(Data items)

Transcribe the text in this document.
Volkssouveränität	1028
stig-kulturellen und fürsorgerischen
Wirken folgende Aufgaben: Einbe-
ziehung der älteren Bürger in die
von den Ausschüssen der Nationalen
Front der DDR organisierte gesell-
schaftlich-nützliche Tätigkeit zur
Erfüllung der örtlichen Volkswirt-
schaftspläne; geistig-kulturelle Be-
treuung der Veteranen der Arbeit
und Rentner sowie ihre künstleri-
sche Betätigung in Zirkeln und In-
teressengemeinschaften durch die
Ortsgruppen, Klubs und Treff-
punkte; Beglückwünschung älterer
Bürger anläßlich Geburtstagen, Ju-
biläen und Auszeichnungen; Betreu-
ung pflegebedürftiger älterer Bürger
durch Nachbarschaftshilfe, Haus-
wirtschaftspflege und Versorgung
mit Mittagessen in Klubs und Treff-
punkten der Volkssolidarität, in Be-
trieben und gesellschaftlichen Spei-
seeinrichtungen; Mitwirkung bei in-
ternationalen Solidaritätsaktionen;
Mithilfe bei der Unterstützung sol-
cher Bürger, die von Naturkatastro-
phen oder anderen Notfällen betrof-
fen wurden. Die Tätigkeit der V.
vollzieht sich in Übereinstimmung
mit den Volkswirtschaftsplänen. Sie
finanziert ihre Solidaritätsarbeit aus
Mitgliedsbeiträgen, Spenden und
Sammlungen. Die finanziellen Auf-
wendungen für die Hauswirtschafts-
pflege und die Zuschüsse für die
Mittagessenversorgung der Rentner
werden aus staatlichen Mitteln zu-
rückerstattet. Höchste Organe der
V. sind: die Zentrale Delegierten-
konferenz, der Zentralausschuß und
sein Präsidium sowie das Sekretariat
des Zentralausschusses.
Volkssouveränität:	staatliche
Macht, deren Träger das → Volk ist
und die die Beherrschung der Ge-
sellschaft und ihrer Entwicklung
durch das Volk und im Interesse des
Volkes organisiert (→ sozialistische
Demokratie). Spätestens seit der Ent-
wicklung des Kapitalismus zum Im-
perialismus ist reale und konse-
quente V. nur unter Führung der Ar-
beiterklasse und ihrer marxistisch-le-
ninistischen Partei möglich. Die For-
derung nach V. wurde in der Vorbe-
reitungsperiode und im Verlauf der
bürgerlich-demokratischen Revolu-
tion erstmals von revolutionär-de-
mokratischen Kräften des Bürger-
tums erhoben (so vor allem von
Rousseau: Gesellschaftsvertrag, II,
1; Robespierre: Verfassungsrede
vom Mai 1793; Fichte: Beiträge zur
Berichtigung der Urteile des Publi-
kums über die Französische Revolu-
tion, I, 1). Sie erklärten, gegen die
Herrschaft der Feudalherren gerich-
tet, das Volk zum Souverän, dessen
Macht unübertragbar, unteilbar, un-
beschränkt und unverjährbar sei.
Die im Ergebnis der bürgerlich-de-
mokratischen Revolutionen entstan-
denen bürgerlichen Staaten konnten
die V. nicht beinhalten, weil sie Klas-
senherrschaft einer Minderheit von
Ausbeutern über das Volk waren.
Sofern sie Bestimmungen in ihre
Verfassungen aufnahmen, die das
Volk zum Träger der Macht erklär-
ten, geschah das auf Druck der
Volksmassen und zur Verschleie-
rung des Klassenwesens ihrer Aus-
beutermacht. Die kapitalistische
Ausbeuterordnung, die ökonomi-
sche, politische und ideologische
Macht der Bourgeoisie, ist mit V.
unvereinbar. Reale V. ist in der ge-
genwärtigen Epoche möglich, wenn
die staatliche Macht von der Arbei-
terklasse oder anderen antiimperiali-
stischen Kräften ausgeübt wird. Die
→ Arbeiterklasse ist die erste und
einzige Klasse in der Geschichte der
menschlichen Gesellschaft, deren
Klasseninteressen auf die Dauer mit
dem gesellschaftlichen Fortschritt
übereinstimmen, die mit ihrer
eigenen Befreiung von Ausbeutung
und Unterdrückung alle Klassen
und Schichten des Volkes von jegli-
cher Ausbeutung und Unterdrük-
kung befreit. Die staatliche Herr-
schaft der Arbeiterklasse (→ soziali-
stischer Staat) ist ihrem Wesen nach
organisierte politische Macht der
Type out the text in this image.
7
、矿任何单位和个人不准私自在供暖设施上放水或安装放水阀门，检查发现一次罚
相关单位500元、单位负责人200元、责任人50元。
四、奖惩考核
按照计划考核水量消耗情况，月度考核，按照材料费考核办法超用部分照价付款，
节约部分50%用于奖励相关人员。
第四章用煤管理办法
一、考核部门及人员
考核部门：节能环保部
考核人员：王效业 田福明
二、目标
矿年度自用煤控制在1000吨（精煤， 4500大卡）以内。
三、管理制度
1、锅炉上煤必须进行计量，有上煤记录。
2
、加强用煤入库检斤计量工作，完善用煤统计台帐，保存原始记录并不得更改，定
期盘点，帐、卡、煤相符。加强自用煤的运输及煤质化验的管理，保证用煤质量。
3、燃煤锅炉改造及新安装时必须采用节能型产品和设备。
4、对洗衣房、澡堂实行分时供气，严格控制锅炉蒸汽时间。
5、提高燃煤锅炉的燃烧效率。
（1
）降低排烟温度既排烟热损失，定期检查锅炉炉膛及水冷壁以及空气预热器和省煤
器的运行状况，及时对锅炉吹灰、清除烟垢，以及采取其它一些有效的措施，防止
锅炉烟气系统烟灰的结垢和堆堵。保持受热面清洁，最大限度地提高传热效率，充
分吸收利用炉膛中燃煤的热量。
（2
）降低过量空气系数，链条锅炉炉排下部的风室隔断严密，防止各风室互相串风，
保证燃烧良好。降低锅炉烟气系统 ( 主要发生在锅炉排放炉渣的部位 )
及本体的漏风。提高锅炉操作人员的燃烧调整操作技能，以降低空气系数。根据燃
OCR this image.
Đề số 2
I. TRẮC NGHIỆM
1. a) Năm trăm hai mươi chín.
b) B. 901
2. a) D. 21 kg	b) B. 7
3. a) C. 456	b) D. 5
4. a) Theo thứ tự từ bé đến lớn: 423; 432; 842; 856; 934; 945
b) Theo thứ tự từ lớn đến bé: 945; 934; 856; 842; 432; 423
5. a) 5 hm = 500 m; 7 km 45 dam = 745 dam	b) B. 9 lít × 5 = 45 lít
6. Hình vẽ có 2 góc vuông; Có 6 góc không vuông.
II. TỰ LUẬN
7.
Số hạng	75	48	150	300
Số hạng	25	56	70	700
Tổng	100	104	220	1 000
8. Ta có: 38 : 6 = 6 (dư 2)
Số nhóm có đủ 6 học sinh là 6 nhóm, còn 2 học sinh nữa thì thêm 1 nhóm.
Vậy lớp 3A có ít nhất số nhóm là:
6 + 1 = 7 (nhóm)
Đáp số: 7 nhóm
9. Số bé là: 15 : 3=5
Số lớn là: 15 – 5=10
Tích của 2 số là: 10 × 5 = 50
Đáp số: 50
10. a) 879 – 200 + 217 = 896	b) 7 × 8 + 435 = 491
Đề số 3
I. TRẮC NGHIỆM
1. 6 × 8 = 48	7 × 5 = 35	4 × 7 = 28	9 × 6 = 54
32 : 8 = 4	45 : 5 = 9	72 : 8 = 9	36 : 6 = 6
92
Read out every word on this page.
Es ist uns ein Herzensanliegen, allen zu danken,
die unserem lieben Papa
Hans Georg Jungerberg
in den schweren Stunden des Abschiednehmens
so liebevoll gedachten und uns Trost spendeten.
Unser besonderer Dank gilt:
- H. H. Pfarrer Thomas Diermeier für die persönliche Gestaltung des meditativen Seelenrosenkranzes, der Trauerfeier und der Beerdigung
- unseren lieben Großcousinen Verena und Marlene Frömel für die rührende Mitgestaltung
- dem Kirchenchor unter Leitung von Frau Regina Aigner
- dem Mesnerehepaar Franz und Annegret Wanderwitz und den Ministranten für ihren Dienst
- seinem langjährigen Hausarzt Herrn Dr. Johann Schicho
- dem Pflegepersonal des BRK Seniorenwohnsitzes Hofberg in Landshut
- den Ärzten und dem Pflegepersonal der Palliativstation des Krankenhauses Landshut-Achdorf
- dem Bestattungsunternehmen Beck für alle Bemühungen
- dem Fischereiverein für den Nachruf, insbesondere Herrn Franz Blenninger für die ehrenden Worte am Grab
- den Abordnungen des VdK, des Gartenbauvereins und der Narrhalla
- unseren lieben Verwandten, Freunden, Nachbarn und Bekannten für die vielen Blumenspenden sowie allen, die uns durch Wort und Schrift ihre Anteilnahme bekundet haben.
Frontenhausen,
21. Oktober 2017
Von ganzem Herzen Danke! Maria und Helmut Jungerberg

Task description
Pull every line containing the word "lieben" out of the entries above.

Written response
die unserem lieben Papa
- unseren lieben Großcousinen Verena und Marlene Frömel für die rührende Mitgestaltung
- unseren lieben Verwandten, Freunden, Nachbarn und Bekannten für die vielen Blumenspenden sowie allen, die uns durch Wort und Schrift ihre Anteilnahme bekundet haben.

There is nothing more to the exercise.